RECORDS FOR THE TASK
— BEGIN —
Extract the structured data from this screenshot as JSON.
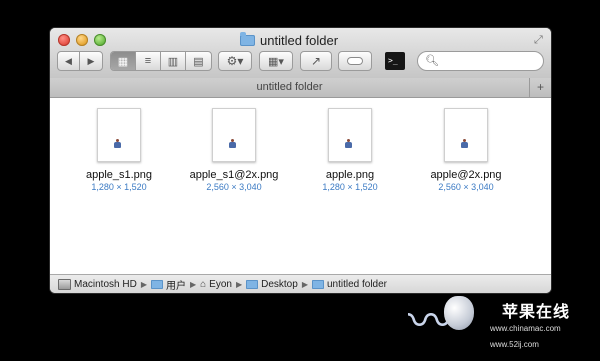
{
  "window": {
    "title": "untitled folder",
    "tab_label": "untitled folder",
    "tab_add": "+",
    "search_placeholder": "",
    "terminal_glyph": ">_"
  },
  "files": [
    {
      "name": "apple_s1.png",
      "dims": "1,280 × 1,520"
    },
    {
      "name": "apple_s1@2x.png",
      "dims": "2,560 × 3,040"
    },
    {
      "name": "apple.png",
      "dims": "1,280 × 1,520"
    },
    {
      "name": "apple@2x.png",
      "dims": "2,560 × 3,040"
    }
  ],
  "path": [
    "Macintosh HD",
    "用户",
    "Eyon",
    "Desktop",
    "untitled folder"
  ],
  "watermark": {
    "brand": "苹果在线",
    "url1": "www.chinamac.com",
    "url2": "www.52ij.com"
  },
  "colors": {
    "accent": "#3c7bc4",
    "folder": "#7fb4e4",
    "background": "#000000"
  }
}
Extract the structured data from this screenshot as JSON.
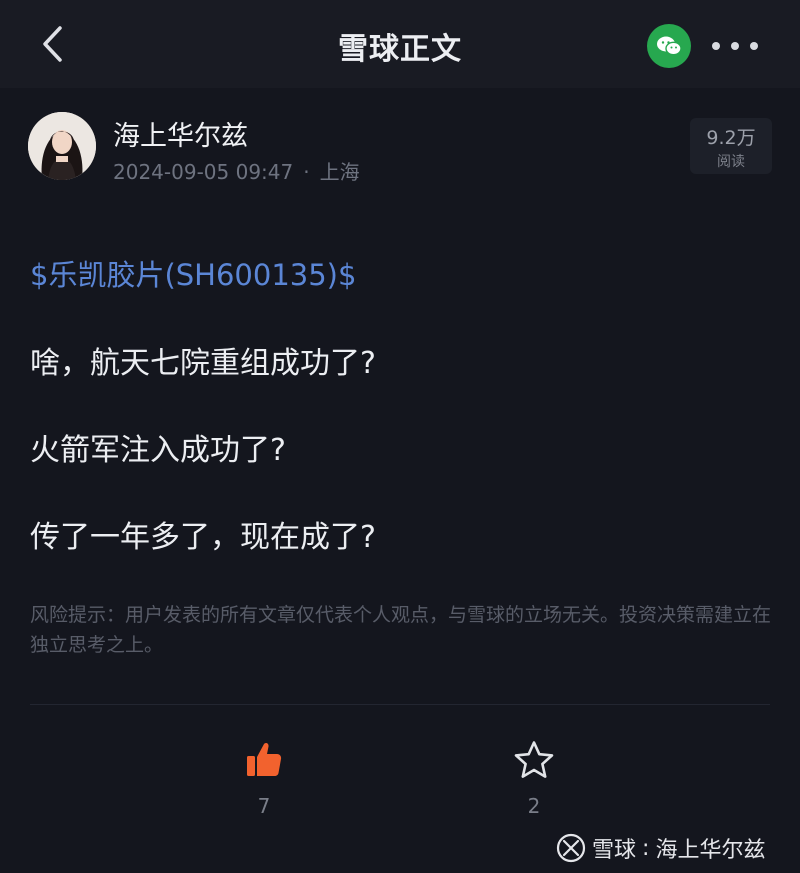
{
  "header": {
    "title": "雪球正文"
  },
  "author": {
    "name": "海上华尔兹",
    "date": "2024-09-05 09:47",
    "separator": "·",
    "location": "上海",
    "views_count": "9.2万",
    "views_label": "阅读"
  },
  "post": {
    "stock_tag": "$乐凯胶片(SH600135)$",
    "paragraphs": [
      "啥，航天七院重组成功了?",
      "火箭军注入成功了?",
      "传了一年多了，现在成了?"
    ],
    "risk_notice": "风险提示：用户发表的所有文章仅代表个人观点，与雪球的立场无关。投资决策需建立在独立思考之上。"
  },
  "actions": {
    "like_count": "7",
    "favorite_count": "2"
  },
  "watermark": {
    "brand": "雪球",
    "separator": ":",
    "author": "海上华尔兹"
  },
  "colors": {
    "background": "#14161e",
    "header_bg": "#191b23",
    "link": "#5b86d6",
    "like": "#f2622e",
    "wechat": "#27a84f"
  },
  "icons": {
    "back": "chevron-left-icon",
    "wechat": "wechat-icon",
    "more": "more-dots-icon",
    "like": "thumbs-up-icon",
    "favorite": "star-icon",
    "watermark_logo": "xueqiu-logo-icon"
  }
}
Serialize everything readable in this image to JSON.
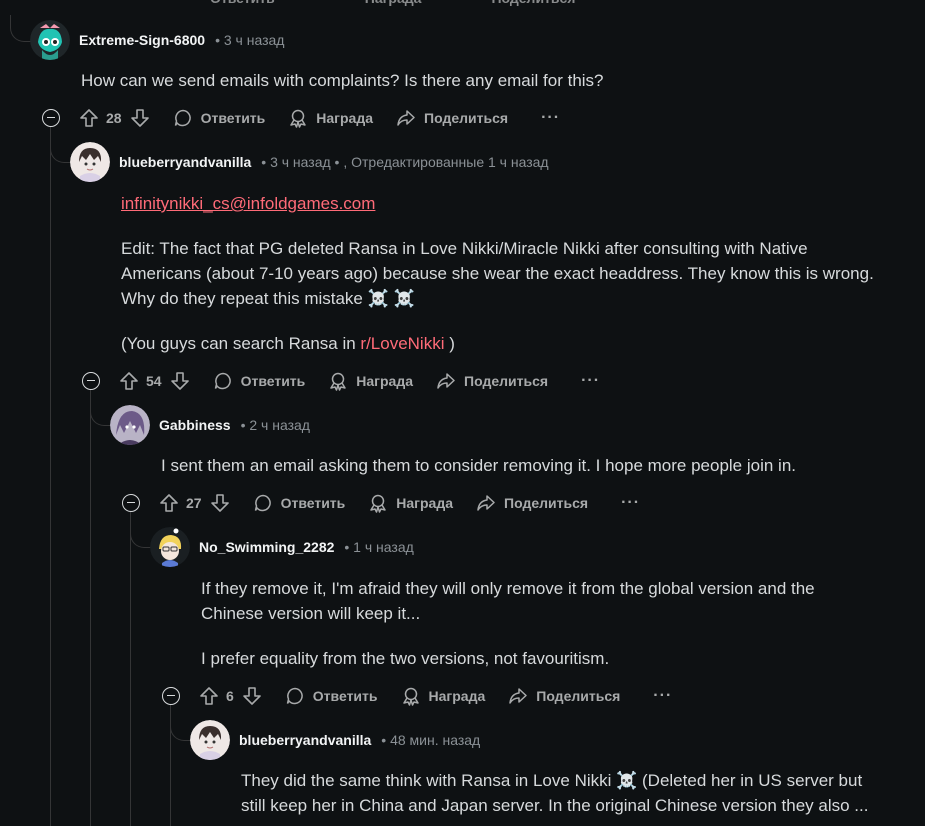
{
  "comments": [
    {
      "username": "Extreme-Sign-6800",
      "meta": "• 3 ч назад",
      "text": "How can we send emails with complaints? Is there any email for this?",
      "score": "28"
    },
    {
      "username": "blueberryandvanilla",
      "meta": "• 3 ч назад • , Отредактированные 1 ч назад",
      "email": "infinitynikki_cs@infoldgames.com",
      "text1": "Edit: The fact that PG deleted Ransa in Love Nikki/Miracle Nikki after consulting with Native Americans (about 7-10 years ago) because she wear the exact headdress. They know this is wrong. Why do they repeat this mistake ☠️ ☠️",
      "text2_prefix": "(You guys can search Ransa in ",
      "subreddit": "r/LoveNikki",
      "text2_suffix": " )",
      "score": "54"
    },
    {
      "username": "Gabbiness",
      "meta": "• 2 ч назад",
      "text": "I sent them an email asking them to consider removing it. I hope more people join in.",
      "score": "27"
    },
    {
      "username": "No_Swimming_2282",
      "meta": "• 1 ч назад",
      "text1": "If they remove it, I'm afraid they will only remove it from the global version and the Chinese version will keep it...",
      "text2": "I prefer equality from the two versions, not favouritism.",
      "score": "6"
    },
    {
      "username": "blueberryandvanilla",
      "meta": "• 48 мин. назад",
      "text": "They did the same think with Ransa in Love Nikki ☠️  (Deleted her in US server but still keep her in China and Japan server. In the original Chinese version they also ..."
    }
  ],
  "actions": {
    "reply": "Ответить",
    "award": "Награда",
    "share": "Поделиться",
    "more": "···"
  },
  "colors": {
    "background": "#0e1113",
    "link": "#ff6b78",
    "text": "#d7dadc",
    "muted": "#8b9196"
  }
}
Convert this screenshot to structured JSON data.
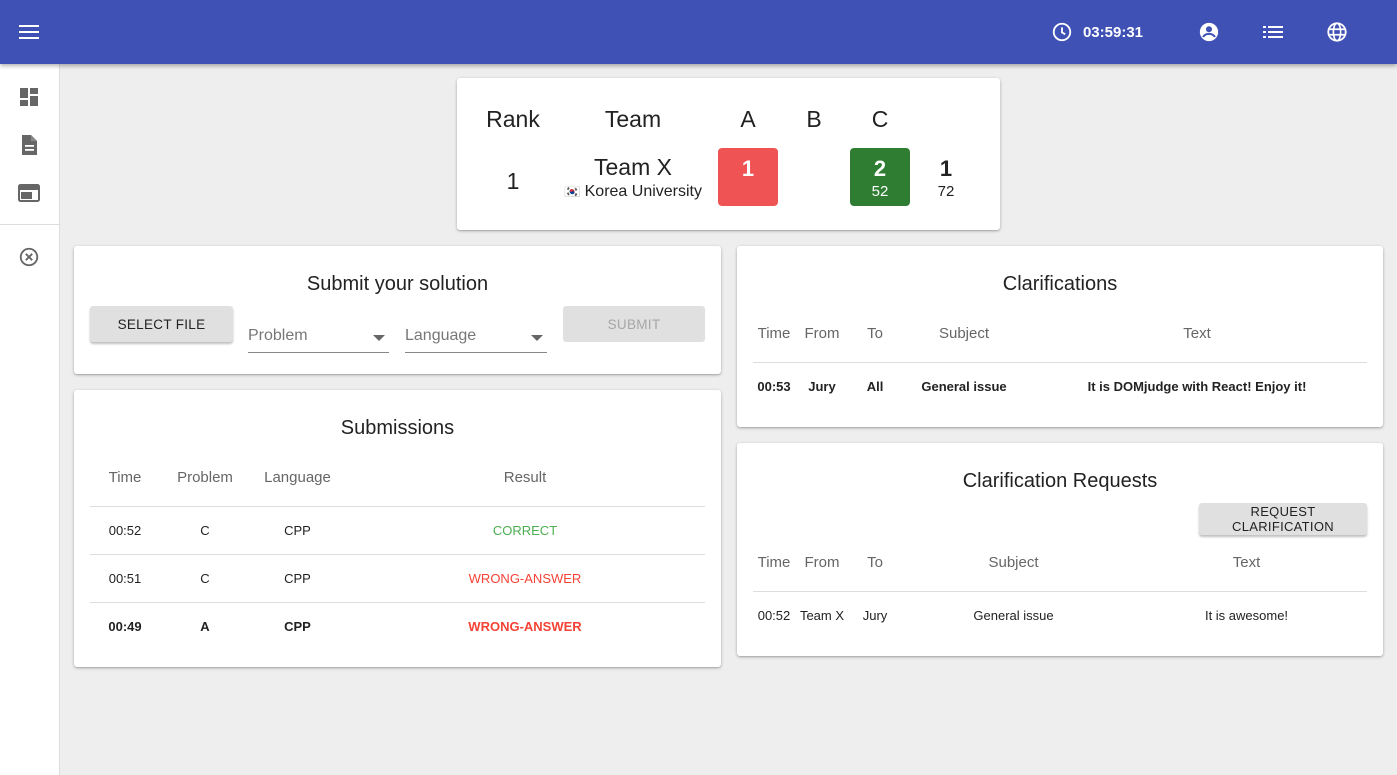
{
  "header": {
    "timer": "03:59:31",
    "icons": [
      "menu-icon",
      "clock-icon",
      "account-circle-icon",
      "list-icon",
      "globe-icon"
    ],
    "color": "#3f51b5"
  },
  "sidebar": {
    "items": [
      {
        "icon": "dashboard-icon"
      },
      {
        "icon": "description-icon"
      },
      {
        "icon": "web-icon"
      },
      {
        "icon": "cancel-icon"
      }
    ]
  },
  "scoreboard": {
    "headers": {
      "rank": "Rank",
      "team": "Team",
      "problems": [
        "A",
        "B",
        "C"
      ]
    },
    "row": {
      "rank": "1",
      "team_name": "Team X",
      "flag": "🇰🇷",
      "affiliation": "Korea University",
      "problems": [
        {
          "tries": "1",
          "time": "",
          "status": "wrong",
          "color": "#f05353"
        },
        {
          "tries": "",
          "time": "",
          "status": "none"
        },
        {
          "tries": "2",
          "time": "52",
          "status": "solved",
          "color": "#2e7d32"
        }
      ],
      "solved": "1",
      "penalty": "72"
    }
  },
  "submit": {
    "title": "Submit your solution",
    "select_file": "SELECT FILE",
    "problem_placeholder": "Problem",
    "language_placeholder": "Language",
    "submit_label": "SUBMIT"
  },
  "submissions": {
    "title": "Submissions",
    "columns": [
      "Time",
      "Problem",
      "Language",
      "Result"
    ],
    "rows": [
      {
        "time": "00:52",
        "problem": "C",
        "language": "CPP",
        "result": "CORRECT"
      },
      {
        "time": "00:51",
        "problem": "C",
        "language": "CPP",
        "result": "WRONG-ANSWER"
      },
      {
        "time": "00:49",
        "problem": "A",
        "language": "CPP",
        "result": "WRONG-ANSWER"
      }
    ]
  },
  "clarifications": {
    "title": "Clarifications",
    "columns": [
      "Time",
      "From",
      "To",
      "Subject",
      "Text"
    ],
    "rows": [
      {
        "time": "00:53",
        "from": "Jury",
        "to": "All",
        "subject": "General issue",
        "text": "It is DOMjudge with React! Enjoy it!"
      }
    ]
  },
  "requests": {
    "title": "Clarification Requests",
    "button": "REQUEST CLARIFICATION",
    "columns": [
      "Time",
      "From",
      "To",
      "Subject",
      "Text"
    ],
    "rows": [
      {
        "time": "00:52",
        "from": "Team X",
        "to": "Jury",
        "subject": "General issue",
        "text": "It is awesome!"
      }
    ]
  }
}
— END —
WHAT IS NEEDED
Select the lines that carry the string "this" and copy them.

EXERCISE RESPONSE
Extract the structured data from this screenshot as JSON.
Extract the structured data from this screenshot as JSON.
Serialize everything readable in this image to JSON.
      "text": "How can we send emails with complaints? Is there any email for this?",
      "text1": "Edit: The fact that PG deleted Ransa in Love Nikki/Miracle Nikki after consulting with Native Americans (about 7-10 years ago) because she wear the exact headdress. They know this is wrong. Why do they repeat this mistake ☠️ ☠️",
Convert this screenshot to structured JSON data.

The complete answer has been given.